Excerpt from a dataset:
<<<<

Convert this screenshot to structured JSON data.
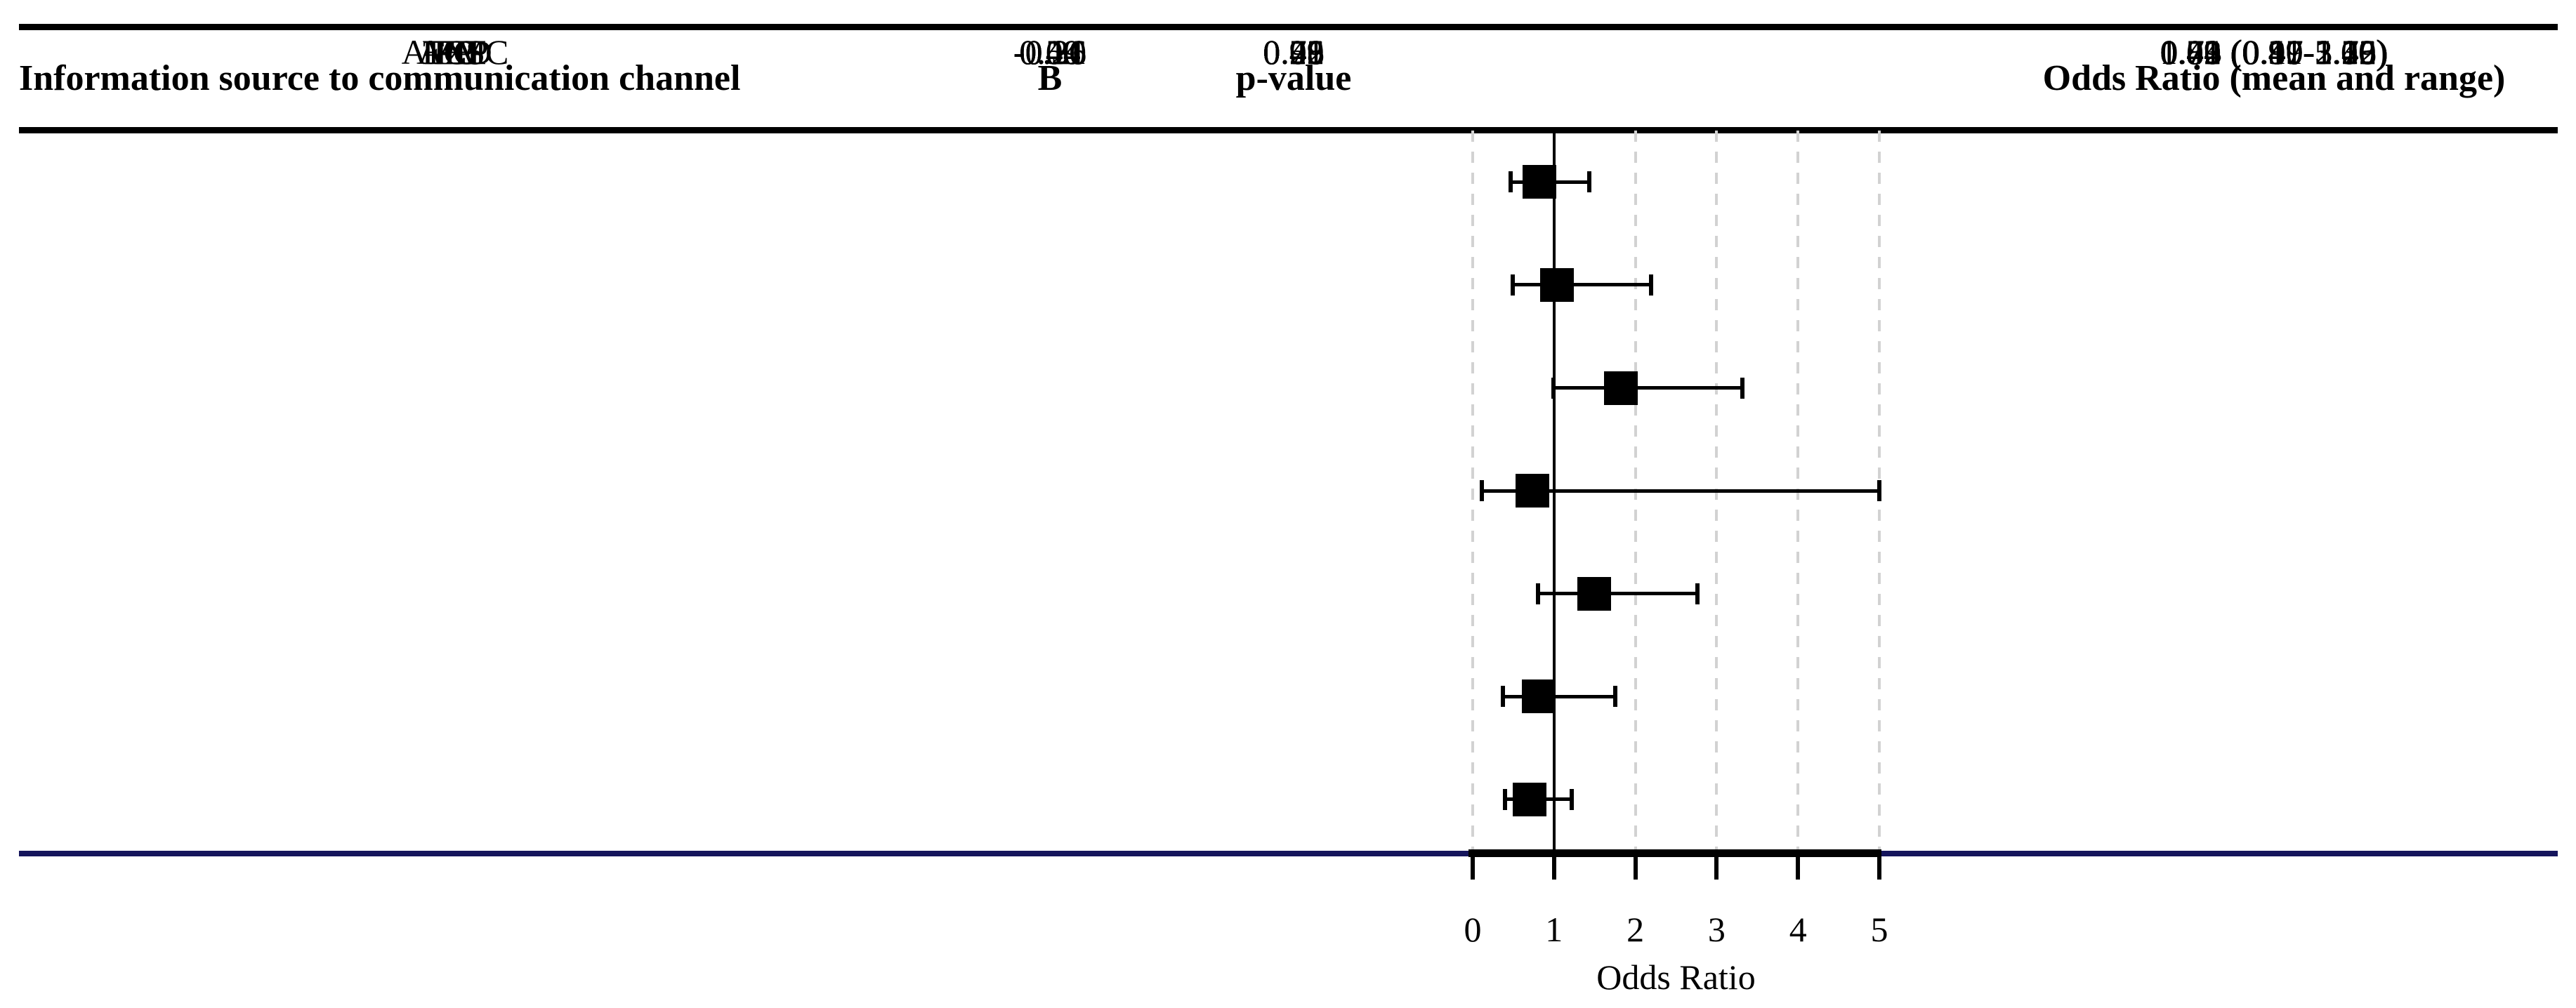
{
  "header": {
    "source": "Information source to communication channel",
    "b": "B",
    "p": "p-value",
    "or": "Odds Ratio (mean and range)"
  },
  "rows": [
    {
      "label": "ACD",
      "b": "-0.20",
      "p": "0.48",
      "or": "0.82 (0.47-1.43)"
    },
    {
      "label": "ATESC",
      "b": "0.04",
      "p": "0.92",
      "or": "1.04 (0.49-2.19)"
    },
    {
      "label": "EXP",
      "b": "0.59",
      "p": "0.06",
      "or": "1.82 (0.99-3.32)"
    },
    {
      "label": "FC",
      "b": "-0.31",
      "p": "0.75",
      "or": "0.73 (0.11-5.00)"
    },
    {
      "label": "FP",
      "b": "0.40",
      "p": "0.21",
      "or": "1.49 (0.80-2.76)"
    },
    {
      "label": "MM",
      "b": "-0.21",
      "p": "0.59",
      "or": "0.81 (0.37-1.75)"
    },
    {
      "label": "PE",
      "b": "-0.36",
      "p": "0.21",
      "or": "0.70 (0.40-1.22)"
    }
  ],
  "chart_data": {
    "type": "scatter",
    "variant": "forest-plot",
    "title": "",
    "xlabel": "Odds Ratio",
    "ylabel": "",
    "xlim": [
      0,
      5
    ],
    "x_ticks": [
      "0",
      "1",
      "2",
      "3",
      "4",
      "5"
    ],
    "x_tick_values": [
      0,
      1,
      2,
      3,
      4,
      5
    ],
    "reference_line_x": 1,
    "dashed_gridlines_x": [
      0,
      2,
      3,
      4,
      5
    ],
    "grid_style": "dashed",
    "legend": "none",
    "series": [
      {
        "name": "ACD",
        "mean": 0.82,
        "low": 0.47,
        "high": 1.43
      },
      {
        "name": "ATESC",
        "mean": 1.04,
        "low": 0.49,
        "high": 2.19
      },
      {
        "name": "EXP",
        "mean": 1.82,
        "low": 0.99,
        "high": 3.32
      },
      {
        "name": "FC",
        "mean": 0.73,
        "low": 0.11,
        "high": 5.0
      },
      {
        "name": "FP",
        "mean": 1.49,
        "low": 0.8,
        "high": 2.76
      },
      {
        "name": "MM",
        "mean": 0.81,
        "low": 0.37,
        "high": 1.75
      },
      {
        "name": "PE",
        "mean": 0.7,
        "low": 0.4,
        "high": 1.22
      }
    ]
  },
  "colors": {
    "text": "#000000",
    "rule": "#000000",
    "bottom_rule": "#15155c",
    "grid": "#d2d2d2",
    "marker": "#000000",
    "reference_line": "#000000",
    "background": "#ffffff"
  }
}
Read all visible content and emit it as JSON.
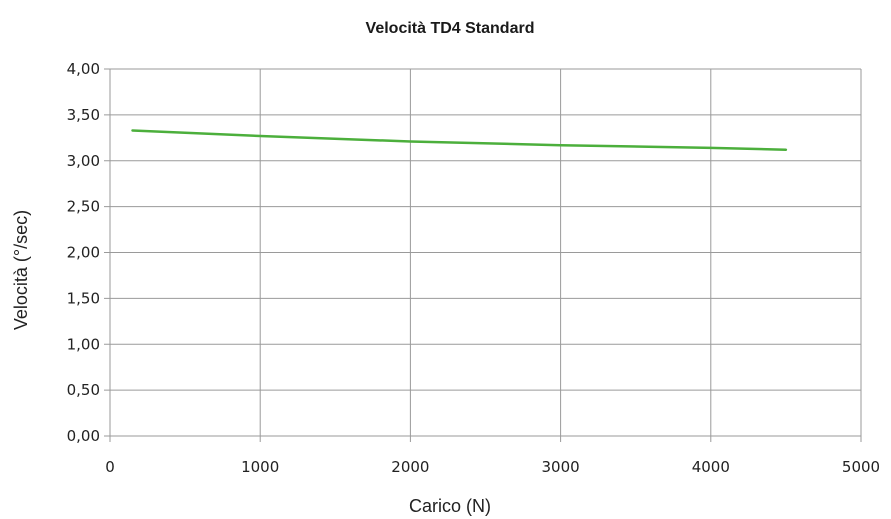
{
  "chart_data": {
    "type": "line",
    "title": "Velocità TD4 Standard",
    "xlabel": "Carico (N)",
    "ylabel": "Velocità (°/sec)",
    "xlim": [
      0,
      5000
    ],
    "ylim": [
      0,
      4
    ],
    "x_ticks": [
      0,
      1000,
      2000,
      3000,
      4000,
      5000
    ],
    "x_tick_labels": [
      "0",
      "1000",
      "2000",
      "3000",
      "4000",
      "5000"
    ],
    "y_ticks": [
      0,
      0.5,
      1,
      1.5,
      2,
      2.5,
      3,
      3.5,
      4
    ],
    "y_tick_labels": [
      "0,00",
      "0,50",
      "1,00",
      "1,50",
      "2,00",
      "2,50",
      "3,00",
      "3,50",
      "4,00"
    ],
    "grid": true,
    "legend": "none",
    "series": [
      {
        "color": "#4caf3c",
        "x": [
          150,
          1000,
          2000,
          3000,
          4000,
          4500
        ],
        "y": [
          3.33,
          3.27,
          3.21,
          3.17,
          3.14,
          3.12
        ]
      }
    ]
  }
}
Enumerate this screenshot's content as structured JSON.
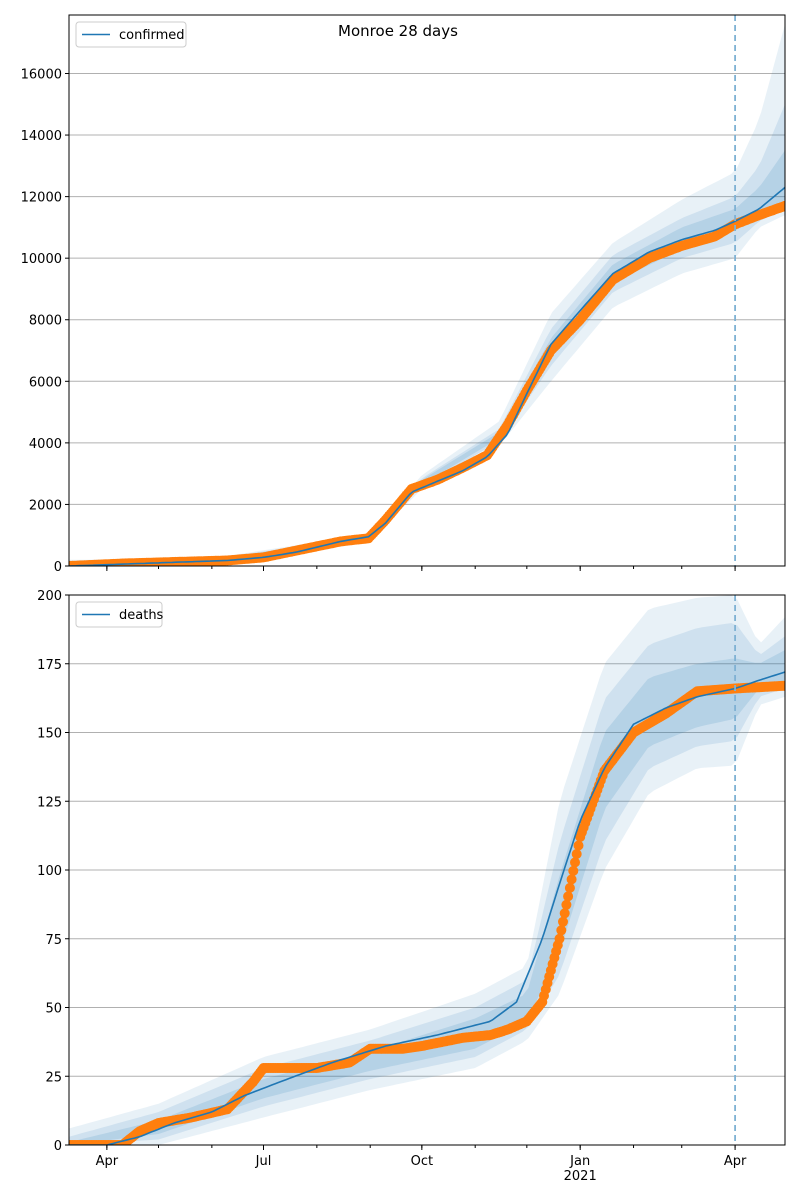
{
  "figure": {
    "title": "Monroe 28 days"
  },
  "chart_data": [
    {
      "type": "line",
      "panel": "top",
      "legend": {
        "position": "upper-left",
        "entries": [
          "confirmed"
        ]
      },
      "x_axis": {
        "range": [
          "2020-03-10",
          "2021-04-30"
        ],
        "tick_labels": [
          "Apr",
          "Jul",
          "Oct",
          "Jan\n2021",
          "Apr"
        ],
        "tick_dates": [
          "2020-04-01",
          "2020-07-01",
          "2020-10-01",
          "2021-01-01",
          "2021-04-01"
        ],
        "tick_labels_visible": false
      },
      "y_axis": {
        "range": [
          0,
          17900
        ],
        "ticks": [
          0,
          2000,
          4000,
          6000,
          8000,
          10000,
          12000,
          14000,
          16000
        ]
      },
      "grid": "horizontal",
      "forecast_start": "2021-04-01",
      "colors": {
        "model_line": "#1f77b4",
        "observed": "#ff7f0e",
        "band": "#1f77b4",
        "forecast_line": "#7fb1d3"
      },
      "series": [
        {
          "name": "confirmed",
          "kind": "model",
          "x": [
            "2020-03-10",
            "2020-04-10",
            "2020-05-10",
            "2020-06-10",
            "2020-07-01",
            "2020-07-20",
            "2020-08-15",
            "2020-08-31",
            "2020-09-10",
            "2020-09-25",
            "2020-10-10",
            "2020-10-25",
            "2020-11-08",
            "2020-11-20",
            "2020-12-01",
            "2020-12-15",
            "2021-01-01",
            "2021-01-20",
            "2021-02-10",
            "2021-03-01",
            "2021-03-20",
            "2021-04-01",
            "2021-04-15",
            "2021-04-30"
          ],
          "y": [
            0,
            60,
            120,
            180,
            280,
            450,
            800,
            950,
            1400,
            2400,
            2750,
            3100,
            3550,
            4300,
            5600,
            7200,
            8300,
            9500,
            10200,
            10600,
            10900,
            11200,
            11600,
            12300
          ]
        },
        {
          "name": "confirmed (observed)",
          "kind": "observed",
          "x": [
            "2020-03-10",
            "2020-04-10",
            "2020-05-10",
            "2020-06-10",
            "2020-07-01",
            "2020-07-20",
            "2020-08-15",
            "2020-08-31",
            "2020-09-10",
            "2020-09-25",
            "2020-10-10",
            "2020-10-25",
            "2020-11-08",
            "2020-11-20",
            "2020-12-01",
            "2020-12-15",
            "2021-01-01",
            "2021-01-20",
            "2021-02-10",
            "2021-03-01",
            "2021-03-20",
            "2021-04-01",
            "2021-04-15",
            "2021-04-30"
          ],
          "y": [
            0,
            80,
            130,
            180,
            280,
            500,
            800,
            900,
            1500,
            2500,
            2800,
            3200,
            3600,
            4600,
            5700,
            7000,
            8000,
            9300,
            10000,
            10400,
            10700,
            11100,
            11400,
            11700
          ]
        }
      ],
      "bands": {
        "x": [
          "2020-03-10",
          "2020-06-01",
          "2020-09-01",
          "2020-10-01",
          "2020-11-15",
          "2020-12-15",
          "2021-01-20",
          "2021-03-01",
          "2021-04-01",
          "2021-04-15",
          "2021-04-30"
        ],
        "outer_low": [
          0,
          120,
          850,
          2500,
          3900,
          6000,
          8400,
          9500,
          10000,
          11000,
          11400
        ],
        "outer_high": [
          200,
          250,
          1050,
          2950,
          4700,
          8200,
          10500,
          11900,
          12800,
          14500,
          17600
        ],
        "middle_low": [
          0,
          140,
          900,
          2600,
          4050,
          6500,
          8900,
          10000,
          10500,
          11200,
          11600
        ],
        "middle_high": [
          150,
          220,
          1000,
          2850,
          4450,
          7700,
          10100,
          11300,
          12000,
          13000,
          15000
        ],
        "inner_low": [
          0,
          150,
          930,
          2650,
          4150,
          6900,
          9200,
          10300,
          10900,
          11400,
          11900
        ],
        "inner_high": [
          100,
          200,
          980,
          2800,
          4350,
          7400,
          9800,
          11000,
          11600,
          12300,
          13500
        ]
      }
    },
    {
      "type": "line",
      "panel": "bottom",
      "legend": {
        "position": "upper-left",
        "entries": [
          "deaths"
        ]
      },
      "x_axis": {
        "range": [
          "2020-03-10",
          "2021-04-30"
        ],
        "tick_labels": [
          "Apr",
          "Jul",
          "Oct",
          "Jan\n2021",
          "Apr"
        ],
        "tick_dates": [
          "2020-04-01",
          "2020-07-01",
          "2020-10-01",
          "2021-01-01",
          "2021-04-01"
        ]
      },
      "y_axis": {
        "range": [
          0,
          200
        ],
        "ticks": [
          0,
          25,
          50,
          75,
          100,
          125,
          150,
          175,
          200
        ]
      },
      "grid": "horizontal",
      "forecast_start": "2021-04-01",
      "colors": {
        "model_line": "#1f77b4",
        "observed": "#ff7f0e",
        "band": "#1f77b4",
        "forecast_line": "#7fb1d3"
      },
      "series": [
        {
          "name": "deaths",
          "kind": "model",
          "x": [
            "2020-03-10",
            "2020-04-01",
            "2020-04-20",
            "2020-05-10",
            "2020-06-01",
            "2020-06-20",
            "2020-07-15",
            "2020-08-10",
            "2020-09-10",
            "2020-10-10",
            "2020-11-10",
            "2020-11-25",
            "2020-12-10",
            "2020-12-20",
            "2021-01-01",
            "2021-01-15",
            "2021-02-01",
            "2021-02-20",
            "2021-03-10",
            "2021-04-01",
            "2021-04-15",
            "2021-04-30"
          ],
          "y": [
            0,
            0,
            3,
            8,
            12,
            18,
            24,
            30,
            36,
            40,
            45,
            52,
            75,
            95,
            118,
            137,
            153,
            159,
            163,
            166,
            169,
            172
          ]
        },
        {
          "name": "deaths (observed)",
          "kind": "observed",
          "x": [
            "2020-03-10",
            "2020-04-10",
            "2020-04-20",
            "2020-05-01",
            "2020-05-20",
            "2020-06-10",
            "2020-06-25",
            "2020-07-01",
            "2020-08-01",
            "2020-08-20",
            "2020-09-01",
            "2020-09-20",
            "2020-10-01",
            "2020-10-25",
            "2020-11-10",
            "2020-11-20",
            "2020-12-01",
            "2020-12-10",
            "2020-12-20",
            "2021-01-01",
            "2021-01-15",
            "2021-02-01",
            "2021-02-20",
            "2021-03-10",
            "2021-04-01",
            "2021-04-30"
          ],
          "y": [
            0,
            0,
            5,
            8,
            10,
            13,
            23,
            28,
            28,
            30,
            35,
            35,
            36,
            39,
            40,
            42,
            45,
            52,
            75,
            112,
            136,
            150,
            157,
            165,
            166,
            167
          ]
        }
      ],
      "bands": {
        "x": [
          "2020-03-10",
          "2020-05-01",
          "2020-07-01",
          "2020-09-01",
          "2020-11-01",
          "2020-12-01",
          "2020-12-20",
          "2021-01-15",
          "2021-02-10",
          "2021-03-10",
          "2021-04-01",
          "2021-04-15",
          "2021-04-30"
        ],
        "outer_low": [
          0,
          0,
          10,
          20,
          28,
          38,
          55,
          100,
          128,
          137,
          138,
          160,
          163
        ],
        "outer_high": [
          6,
          15,
          32,
          42,
          55,
          65,
          125,
          175,
          195,
          199,
          200,
          182,
          192
        ],
        "middle_low": [
          0,
          2,
          14,
          24,
          32,
          42,
          62,
          110,
          137,
          145,
          147,
          163,
          166
        ],
        "middle_high": [
          3,
          12,
          28,
          38,
          50,
          60,
          110,
          162,
          182,
          188,
          190,
          178,
          185
        ],
        "inner_low": [
          0,
          4,
          17,
          27,
          35,
          45,
          70,
          122,
          145,
          152,
          155,
          166,
          169
        ],
        "inner_high": [
          1,
          9,
          24,
          34,
          46,
          55,
          98,
          150,
          170,
          175,
          177,
          175,
          180
        ]
      }
    }
  ]
}
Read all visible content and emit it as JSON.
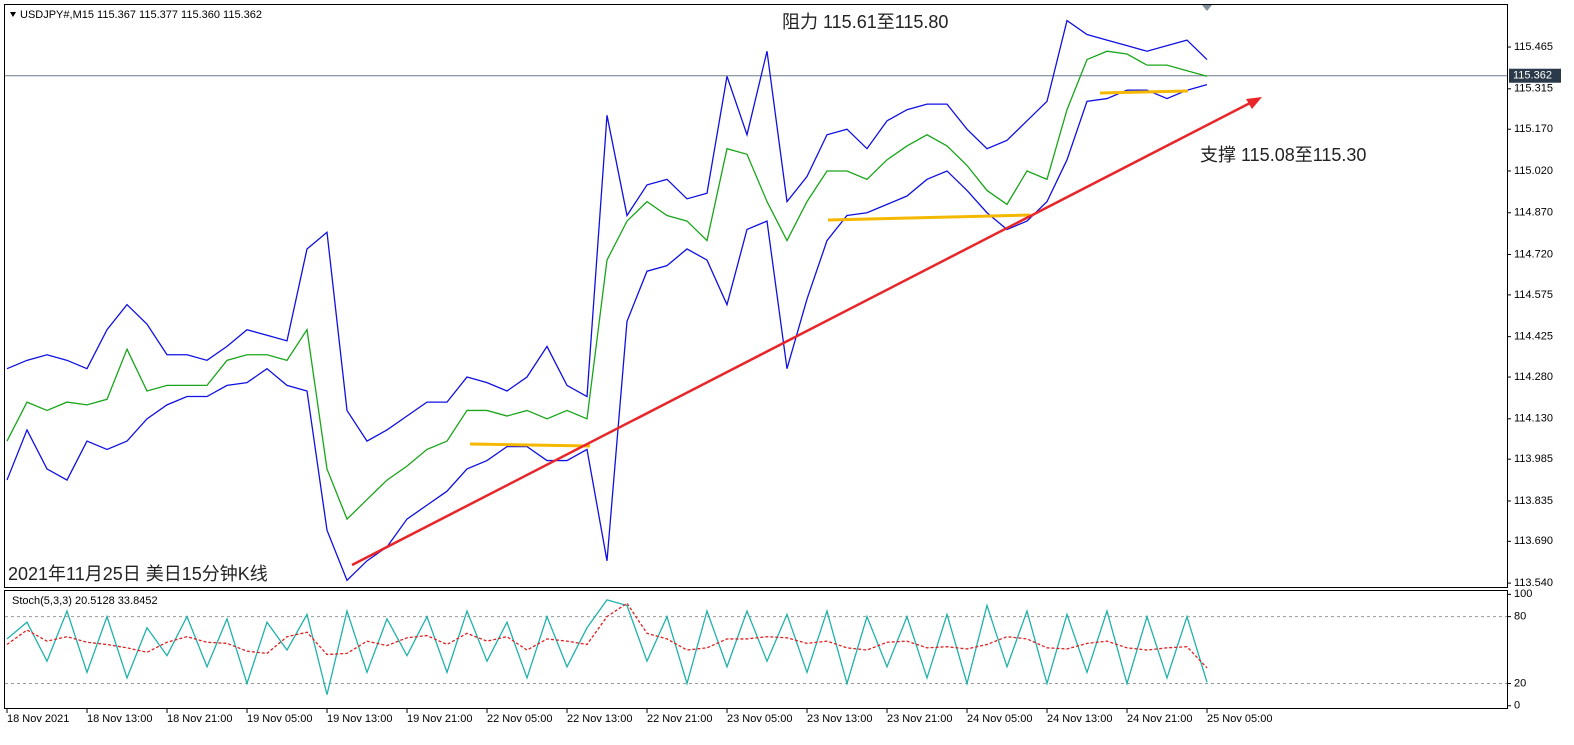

>>>>

→ **Task directions**
Only a number is wanted: how many lines of the material above hold "Ratio"?

→ **Expected answer**
2